==== Provided records
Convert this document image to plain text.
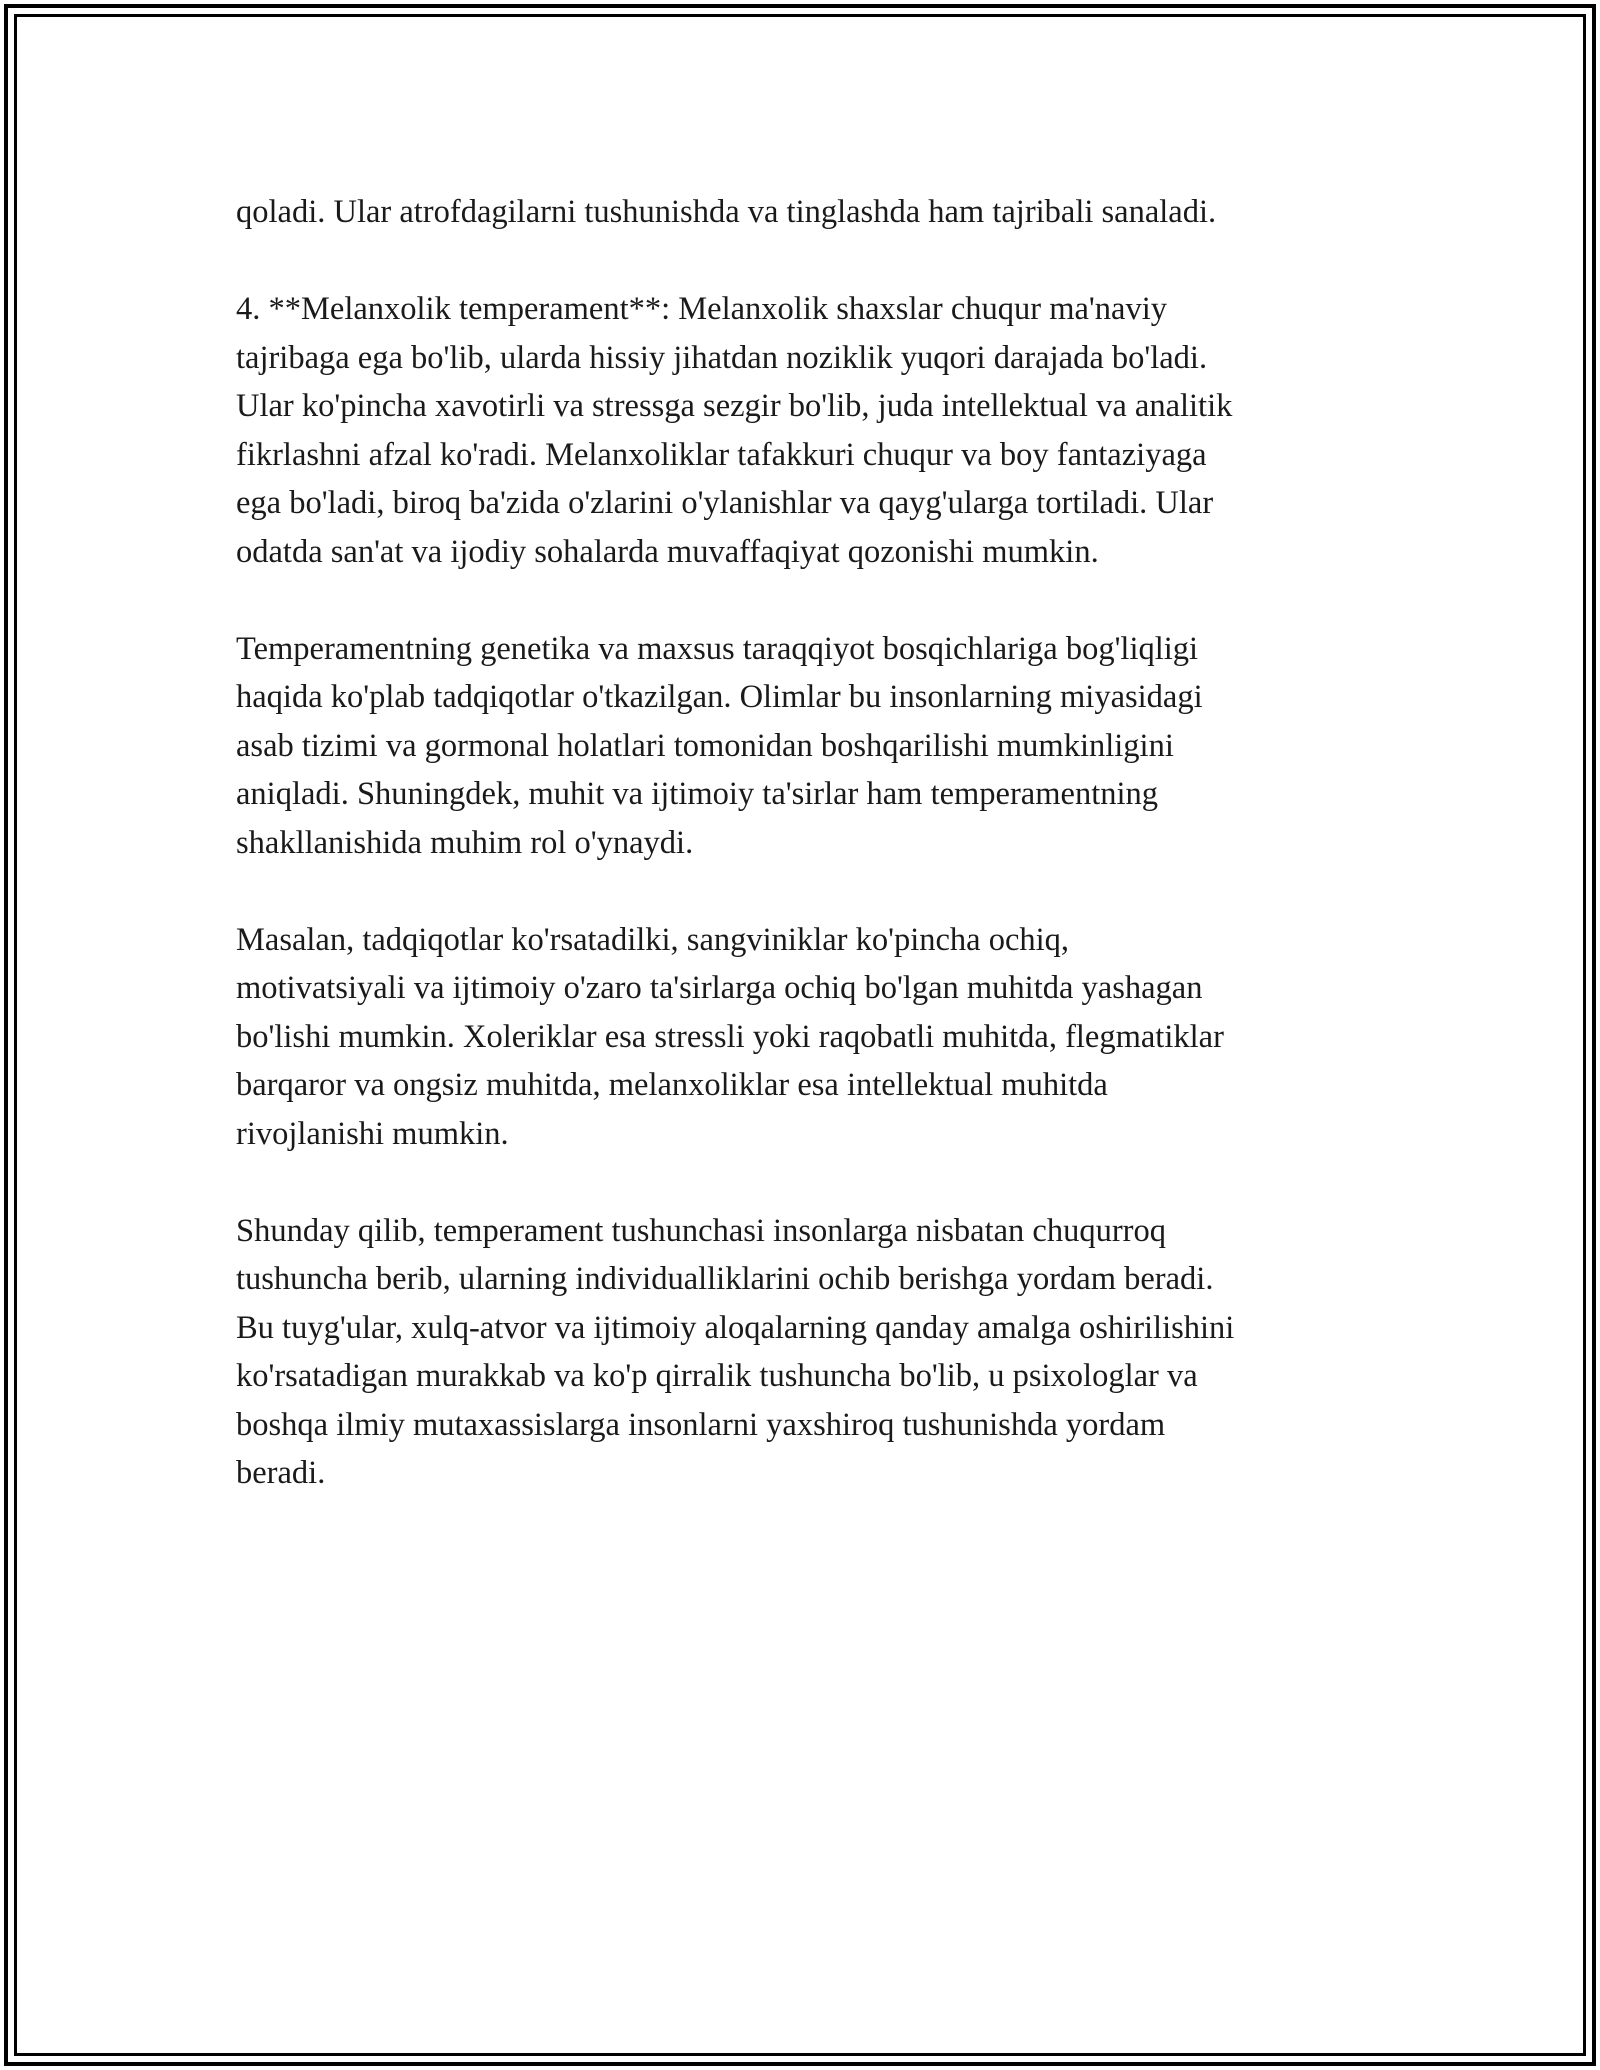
qoladi. Ular atrofdagilarni tushunishda va tinglashda ham tajribali sanaladi.

4. **Melanxolik temperament**: Melanxolik shaxslar chuqur ma'naviy
tajribaga ega bo'lib, ularda hissiy jihatdan noziklik yuqori darajada bo'ladi.
Ular ko'pincha xavotirli va stressga sezgir bo'lib, juda intellektual va analitik
fikrlashni afzal ko'radi. Melanxoliklar tafakkuri chuqur va boy fantaziyaga
ega bo'ladi, biroq ba'zida o'zlarini o'ylanishlar va qayg'ularga tortiladi. Ular
odatda san'at va ijodiy sohalarda muvaffaqiyat qozonishi mumkin.

Temperamentning genetika va maxsus taraqqiyot bosqichlariga bog'liqligi
haqida ko'plab tadqiqotlar o'tkazilgan. Olimlar bu insonlarning miyasidagi
asab tizimi va gormonal holatlari tomonidan boshqarilishi mumkinligini
aniqladi. Shuningdek, muhit va ijtimoiy ta'sirlar ham temperamentning
shakllanishida muhim rol o'ynaydi.

Masalan, tadqiqotlar ko'rsatadilki, sangviniklar ko'pincha ochiq,
motivatsiyali va ijtimoiy o'zaro ta'sirlarga ochiq bo'lgan muhitda yashagan
bo'lishi mumkin. Xoleriklar esa stressli yoki raqobatli muhitda, flegmatiklar
barqaror va ongsiz muhitda, melanxoliklar esa intellektual muhitda
rivojlanishi mumkin.

Shunday qilib, temperament tushunchasi insonlarga nisbatan chuqurroq
tushuncha berib, ularning individualliklarini ochib berishga yordam beradi.
Bu tuyg'ular, xulq-atvor va ijtimoiy aloqalarning qanday amalga oshirilishini
ko'rsatadigan murakkab va ko'p qirralik tushuncha bo'lib, u psixologlar va
boshqa ilmiy mutaxassislarga insonlarni yaxshiroq tushunishda yordam
beradi.
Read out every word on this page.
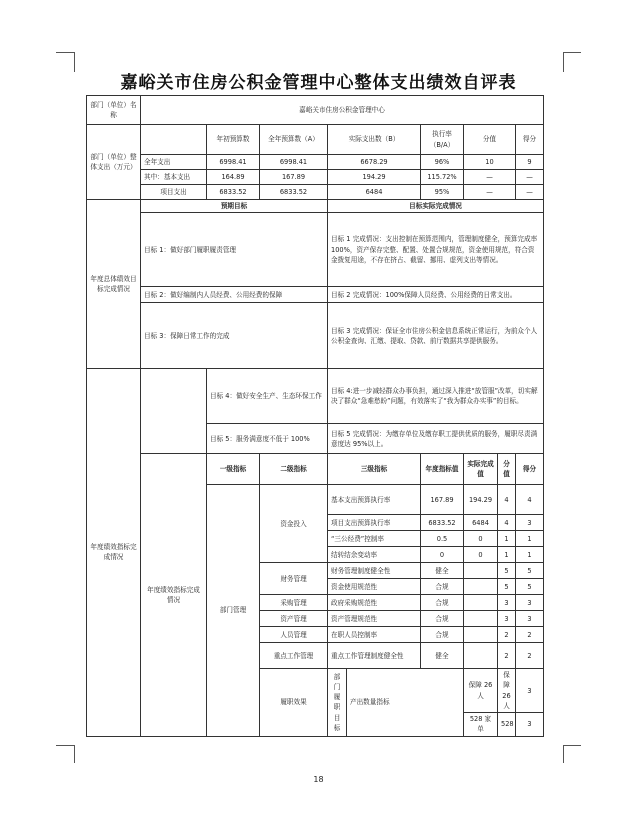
嘉峪关市住房公积金管理中心整体支出绩效自评表
部门（单位）名称	嘉峪关市住房公积金管理中心									
部门（单位）整体支出（万元）		年初预算数	全年预算数（A）	实际支出数（B）		执行率（B/A）	分值		得分	
	全年支出	6998.41	6998.41	6678.29		96%	10		9	
	其中：基本支出	164.89	167.89	194.29		115.72%	—		—	
	项目支出	6833.52	6833.52	6484		95%	—		—	
年度总体绩效目标完成情况	预期目标			目标实际完成情况						
	目标 1：做好部门履职履责管理			目标 1 完成情况：支出控制在预算范围内，管理制度健全，预算完成率 100%，资产保存完整、配置、处置合规规范，资金使用规范，符合资金拨复用途，不存在挤占、截留、挪用、虚列支出等情况。						
	目标 2：做好编制内人员经费、公用经费的保障			目标 2 完成情况：100%保障人员经费、公用经费的日常支出。						
	目标 3：保障日常工作的完成			目标 3 完成情况：保证全市住房公积金信息系统正常运行，为前众个人公积金查询、汇缴、提取、贷款、前厅数据共享提供服务。						
年度绩效指标完成情况		目标 4：做好安全生产、生态环保工作		目标 4:进一步减轻群众办事负担，通过深入推进“放管服”改革，切实解决了群众“急难愁盼”问题，有效落实了“我为群众办实事”的目标。						
		目标 5：服务满意度不低于 100%		目标 5 完成情况：为缴存单位及缴存职工提供优质的服务，履职尽责满意度达 95%以上。						
	年度绩效指标完成情况	一级指标	二级指标	三级指标		年度指标值	实际完成值	分值	得分	
		部门管理	资金投入	基本支出预算执行率		167.89	194.29	4	4	
				项目支出预算执行率		6833.52	6484	4	3	
				“三公经费”控制率		0.5	0	1	1	
				结转结余变动率		0	0	1	1	
			财务管理	财务管理制度健全性		健全		5	5	
				资金使用规范性		合规		5	5	
			采购管理	政府采购规范性		合规		3	3	
			资产管理	资产管理规范性		合规		3	3	
			人员管理	在职人员控制率		合规		2	2	
			重点工作管理	重点工作管理制度健全性		健全		2	2	
			履职效果	部门履职目标	产出数量指标		保障 26 人	保障 26 人	3	
							528 家单	528	3	
18
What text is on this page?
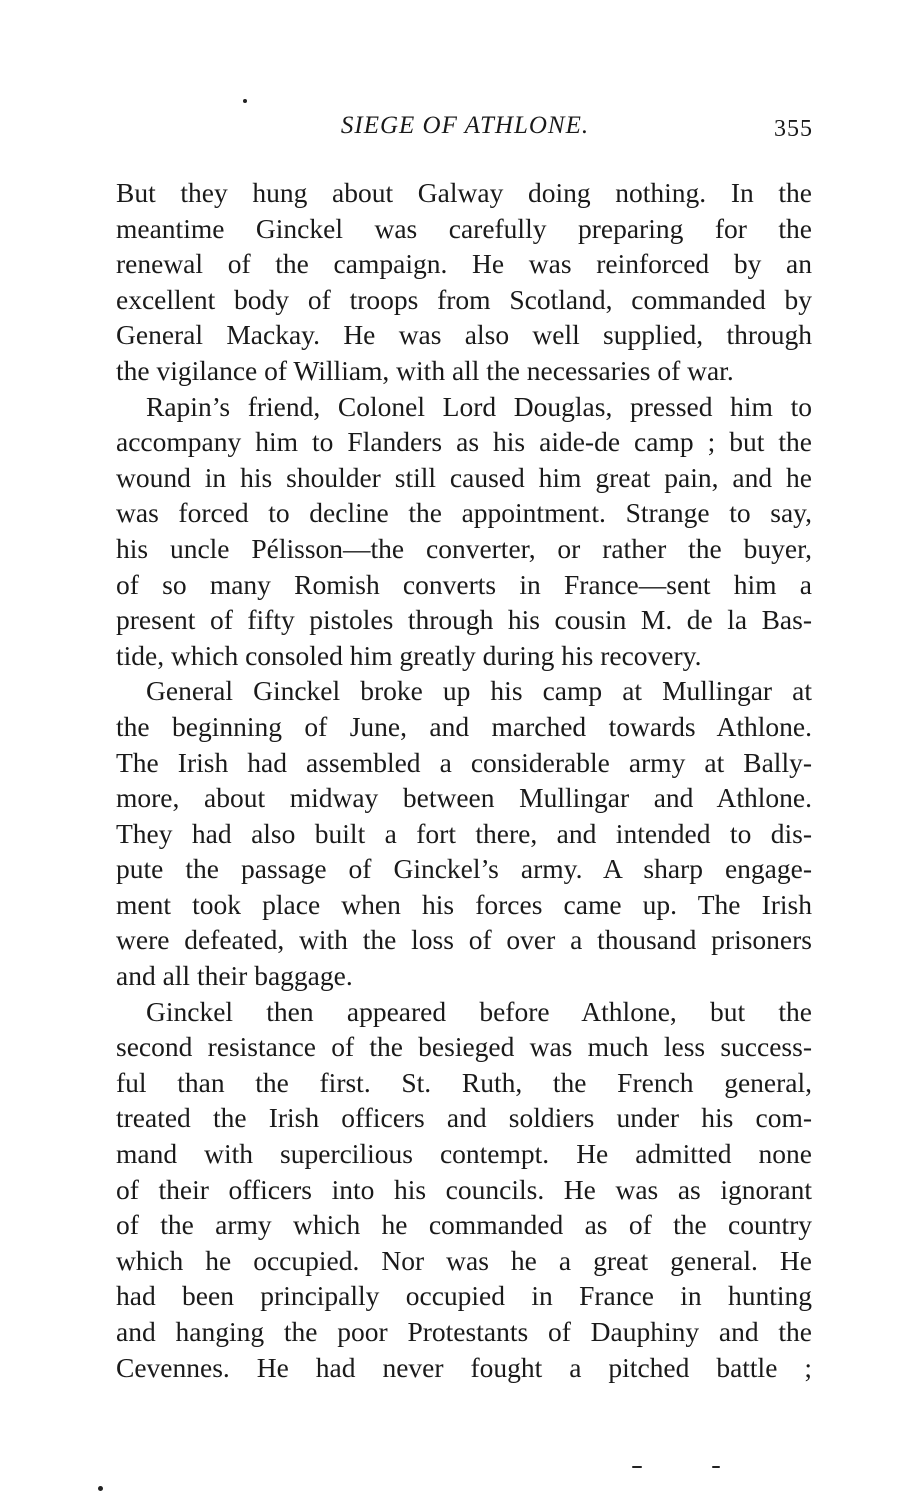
SIEGE OF ATHLONE.	355
But they hung about Galway doing nothing. In the
meantime Ginckel was carefully preparing for the
renewal of the campaign. He was reinforced by an
excellent body of troops from Scotland, commanded by
General Mackay. He was also well supplied, through
the vigilance of William, with all the necessaries of war.
Rapin’s friend, Colonel Lord Douglas, pressed him to
accompany him to Flanders as his aide-de camp ; but the
wound in his shoulder still caused him great pain, and he
was forced to decline the appointment. Strange to say,
his uncle Pélisson—the converter, or rather the buyer,
of so many Romish converts in France—sent him a
present of fifty pistoles through his cousin M. de la Bas-
tide, which consoled him greatly during his recovery.
General Ginckel broke up his camp at Mullingar at
the beginning of June, and marched towards Athlone.
The Irish had assembled a considerable army at Bally-
more, about midway between Mullingar and Athlone.
They had also built a fort there, and intended to dis-
pute the passage of Ginckel’s army. A sharp engage-
ment took place when his forces came up. The Irish
were defeated, with the loss of over a thousand prisoners
and all their baggage.
Ginckel then appeared before Athlone, but the
second resistance of the besieged was much less success-
ful than the first. St. Ruth, the French general,
treated the Irish officers and soldiers under his com-
mand with supercilious contempt. He admitted none
of their officers into his councils. He was as ignorant
of the army which he commanded as of the country
which he occupied. Nor was he a great general. He
had been principally occupied in France in hunting
and hanging the poor Protestants of Dauphiny and the
Cevennes. He had never fought a pitched battle ;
========
Exercise: List the lines of the entries that include "pincha".

Written reply:
Ular ko'pincha xavotirli va stressga sezgir bo'lib, juda intellektual va analitik
Masalan, tadqiqotlar ko'rsatadilki, sangviniklar ko'pincha ochiq,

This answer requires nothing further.